Data extracted from a collection
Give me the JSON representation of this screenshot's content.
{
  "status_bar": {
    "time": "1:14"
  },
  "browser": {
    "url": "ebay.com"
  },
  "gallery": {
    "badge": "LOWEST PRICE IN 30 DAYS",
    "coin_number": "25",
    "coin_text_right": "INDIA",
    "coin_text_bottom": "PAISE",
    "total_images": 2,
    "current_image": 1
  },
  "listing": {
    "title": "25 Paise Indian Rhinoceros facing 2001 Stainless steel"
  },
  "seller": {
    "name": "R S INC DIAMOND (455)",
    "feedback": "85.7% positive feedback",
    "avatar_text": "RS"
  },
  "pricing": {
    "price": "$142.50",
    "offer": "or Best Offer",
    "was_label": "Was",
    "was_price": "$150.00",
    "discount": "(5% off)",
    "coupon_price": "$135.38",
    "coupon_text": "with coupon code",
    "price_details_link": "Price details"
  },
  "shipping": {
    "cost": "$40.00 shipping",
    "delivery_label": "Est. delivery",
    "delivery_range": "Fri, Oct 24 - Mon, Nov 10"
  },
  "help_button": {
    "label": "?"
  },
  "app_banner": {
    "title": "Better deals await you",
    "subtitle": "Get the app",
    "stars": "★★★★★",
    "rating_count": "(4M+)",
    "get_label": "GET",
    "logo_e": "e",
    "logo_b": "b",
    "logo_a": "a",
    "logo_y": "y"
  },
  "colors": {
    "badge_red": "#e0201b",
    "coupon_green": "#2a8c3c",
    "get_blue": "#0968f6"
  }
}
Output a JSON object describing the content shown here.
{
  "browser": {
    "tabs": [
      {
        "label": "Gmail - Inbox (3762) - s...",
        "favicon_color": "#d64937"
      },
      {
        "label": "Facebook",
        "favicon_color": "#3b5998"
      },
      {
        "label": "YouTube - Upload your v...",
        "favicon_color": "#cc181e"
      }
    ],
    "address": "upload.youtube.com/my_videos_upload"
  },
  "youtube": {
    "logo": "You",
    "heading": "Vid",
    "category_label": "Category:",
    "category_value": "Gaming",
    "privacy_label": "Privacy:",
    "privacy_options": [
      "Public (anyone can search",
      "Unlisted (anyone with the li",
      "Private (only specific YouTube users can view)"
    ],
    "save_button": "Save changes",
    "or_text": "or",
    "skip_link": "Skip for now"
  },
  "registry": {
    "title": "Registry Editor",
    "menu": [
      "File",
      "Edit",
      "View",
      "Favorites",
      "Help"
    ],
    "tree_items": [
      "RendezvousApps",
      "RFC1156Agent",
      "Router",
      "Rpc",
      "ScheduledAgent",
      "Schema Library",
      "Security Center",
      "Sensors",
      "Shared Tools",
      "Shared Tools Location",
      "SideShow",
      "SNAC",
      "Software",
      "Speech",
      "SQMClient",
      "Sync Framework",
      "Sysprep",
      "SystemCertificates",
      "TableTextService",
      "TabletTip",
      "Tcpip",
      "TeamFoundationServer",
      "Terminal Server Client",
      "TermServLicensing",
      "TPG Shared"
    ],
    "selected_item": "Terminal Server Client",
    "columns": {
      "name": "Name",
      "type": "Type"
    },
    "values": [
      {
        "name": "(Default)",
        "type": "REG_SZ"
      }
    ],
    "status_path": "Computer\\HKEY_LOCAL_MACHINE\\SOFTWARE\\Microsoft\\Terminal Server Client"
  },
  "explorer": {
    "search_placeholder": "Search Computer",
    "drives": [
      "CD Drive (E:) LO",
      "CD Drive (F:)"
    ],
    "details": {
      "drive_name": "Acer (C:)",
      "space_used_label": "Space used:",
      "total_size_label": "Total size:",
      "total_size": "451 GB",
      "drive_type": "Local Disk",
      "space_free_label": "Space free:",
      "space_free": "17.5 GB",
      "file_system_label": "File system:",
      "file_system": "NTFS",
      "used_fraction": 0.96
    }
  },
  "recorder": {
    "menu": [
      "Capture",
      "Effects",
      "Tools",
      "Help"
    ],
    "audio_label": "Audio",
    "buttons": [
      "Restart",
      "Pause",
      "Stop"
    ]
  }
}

DESCRIPTION OF THE TASK -
Write out all the lines again, exactly as they are.

WRITTEN ANSWER -
Give me the JSON representation of this screenshot's content.
{
  "status_bar": {
    "time": "1:14"
  },
  "browser": {
    "url": "ebay.com"
  },
  "gallery": {
    "badge": "LOWEST PRICE IN 30 DAYS",
    "coin_number": "25",
    "coin_text_right": "INDIA",
    "coin_text_bottom": "PAISE",
    "total_images": 2,
    "current_image": 1
  },
  "listing": {
    "title": "25 Paise Indian Rhinoceros facing 2001 Stainless steel"
  },
  "seller": {
    "name": "R S INC DIAMOND (455)",
    "feedback": "85.7% positive feedback",
    "avatar_text": "RS"
  },
  "pricing": {
    "price": "$142.50",
    "offer": "or Best Offer",
    "was_label": "Was",
    "was_price": "$150.00",
    "discount": "(5% off)",
    "coupon_price": "$135.38",
    "coupon_text": "with coupon code",
    "price_details_link": "Price details"
  },
  "shipping": {
    "cost": "$40.00 shipping",
    "delivery_label": "Est. delivery",
    "delivery_range": "Fri, Oct 24 - Mon, Nov 10"
  },
  "help_button": {
    "label": "?"
  },
  "app_banner": {
    "title": "Better deals await you",
    "subtitle": "Get the app",
    "stars": "★★★★★",
    "rating_count": "(4M+)",
    "get_label": "GET",
    "logo_e": "e",
    "logo_b": "b",
    "logo_a": "a",
    "logo_y": "y"
  },
  "colors": {
    "badge_red": "#e0201b",
    "coupon_green": "#2a8c3c",
    "get_blue": "#0968f6"
  }
}
Output a JSON object describing the content shown here.
{
  "browser": {
    "tabs": [
      {
        "label": "Gmail - Inbox (3762) - s...",
        "favicon_color": "#d64937"
      },
      {
        "label": "Facebook",
        "favicon_color": "#3b5998"
      },
      {
        "label": "YouTube - Upload your v...",
        "favicon_color": "#cc181e"
      }
    ],
    "address": "upload.youtube.com/my_videos_upload"
  },
  "youtube": {
    "logo": "You",
    "heading": "Vid",
    "category_label": "Category:",
    "category_value": "Gaming",
    "privacy_label": "Privacy:",
    "privacy_options": [
      "Public (anyone can search",
      "Unlisted (anyone with the li",
      "Private (only specific YouTube users can view)"
    ],
    "save_button": "Save changes",
    "or_text": "or",
    "skip_link": "Skip for now"
  },
  "registry": {
    "title": "Registry Editor",
    "menu": [
      "File",
      "Edit",
      "View",
      "Favorites",
      "Help"
    ],
    "tree_items": [
      "RendezvousApps",
      "RFC1156Agent",
      "Router",
      "Rpc",
      "ScheduledAgent",
      "Schema Library",
      "Security Center",
      "Sensors",
      "Shared Tools",
      "Shared Tools Location",
      "SideShow",
      "SNAC",
      "Software",
      "Speech",
      "SQMClient",
      "Sync Framework",
      "Sysprep",
      "SystemCertificates",
      "TableTextService",
      "TabletTip",
      "Tcpip",
      "TeamFoundationServer",
      "Terminal Server Client",
      "TermServLicensing",
      "TPG Shared"
    ],
    "selected_item": "Terminal Server Client",
    "columns": {
      "name": "Name",
      "type": "Type"
    },
    "values": [
      {
        "name": "(Default)",
        "type": "REG_SZ"
      }
    ],
    "status_path": "Computer\\HKEY_LOCAL_MACHINE\\SOFTWARE\\Microsoft\\Terminal Server Client"
  },
  "explorer": {
    "search_placeholder": "Search Computer",
    "drives": [
      "CD Drive (E:) LO",
      "CD Drive (F:)"
    ],
    "details": {
      "drive_name": "Acer (C:)",
      "space_used_label": "Space used:",
      "total_size_label": "Total size:",
      "total_size": "451 GB",
      "drive_type": "Local Disk",
      "space_free_label": "Space free:",
      "space_free": "17.5 GB",
      "file_system_label": "File system:",
      "file_system": "NTFS",
      "used_fraction": 0.96
    }
  },
  "recorder": {
    "menu": [
      "Capture",
      "Effects",
      "Tools",
      "Help"
    ],
    "audio_label": "Audio",
    "buttons": [
      "Restart",
      "Pause",
      "Stop"
    ]
  }
}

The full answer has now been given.